# [The task]
Copy, from the entries below, each line where the word "over" can be found.
** START The data **
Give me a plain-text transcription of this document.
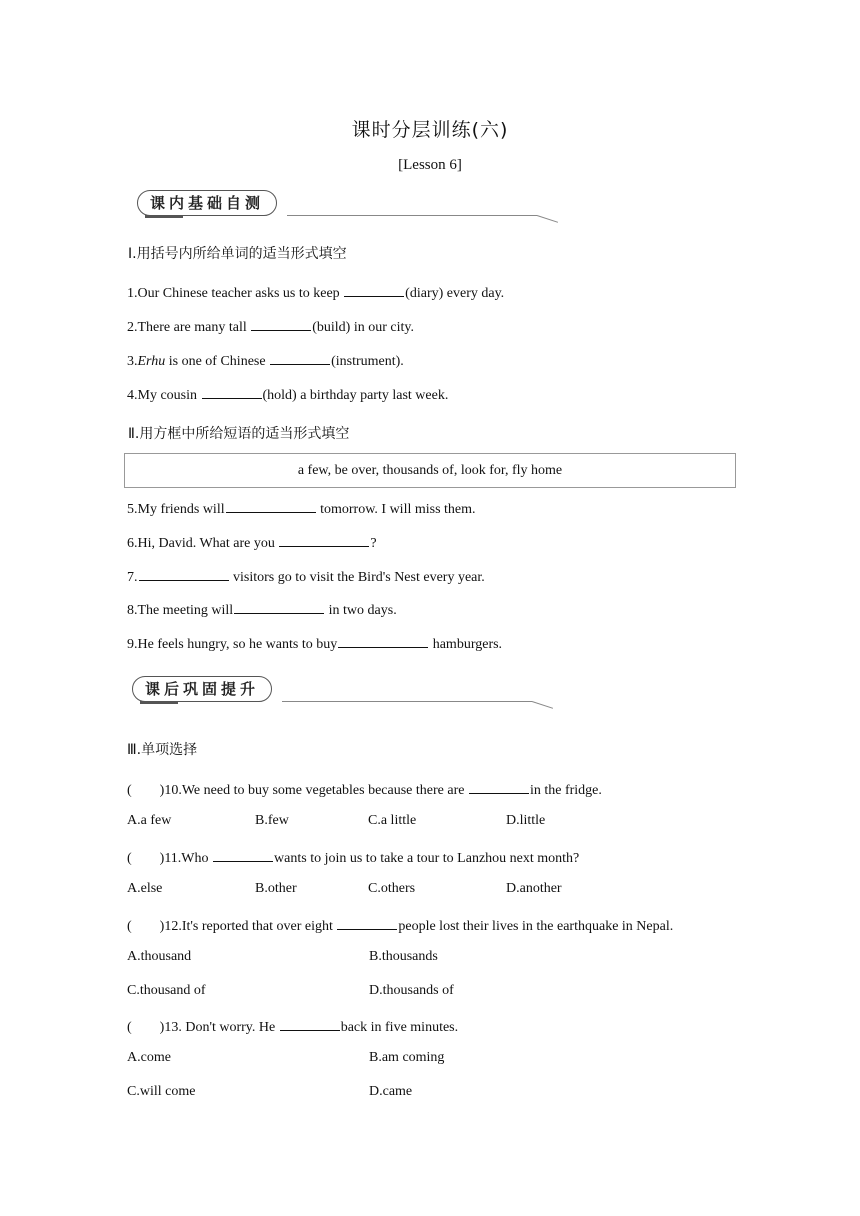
课时分层训练(六)
[Lesson 6]
课内基础自测
Ⅰ.用括号内所给单词的适当形式填空
1.Our Chinese teacher asks us to keep	(diary) every day.
2.There are many tall	(build) in our city.
3.Erhu is one of Chinese	(instrument).
4.My cousin	(hold) a birthday party last week.
Ⅱ.用方框中所给短语的适当形式填空
a few, be over, thousands of, look for, fly home
5.My friends will	tomorrow. I will miss them.
6.Hi, David. What are you	?
7.	visitors go to visit the Bird's Nest every year.
8.The meeting will	in two days.
9.He feels hungry, so he wants to buy	hamburgers.
课后巩固提升
Ⅲ.单项选择
(        )10.We need to buy some vegetables because there are	in the fridge.
A.a few	B.few	C.a little	D.little
(        )11.Who	wants to join us to take a tour to Lanzhou next month?
A.else	B.other	C.others	D.another
(        )12.It's reported that over eight	people lost their lives in the earthquake in Nepal.
A.thousand	B.thousands
C.thousand of	D.thousands of
(        )13. Don't worry. He	back in five minutes.
A.come	B.am coming
C.will come	D.came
** END The data **
# [Correct output]
a few, be over, thousands of, look for, fly home
(        )12.It's reported that over eight	people lost their lives in the earthquake in Nepal.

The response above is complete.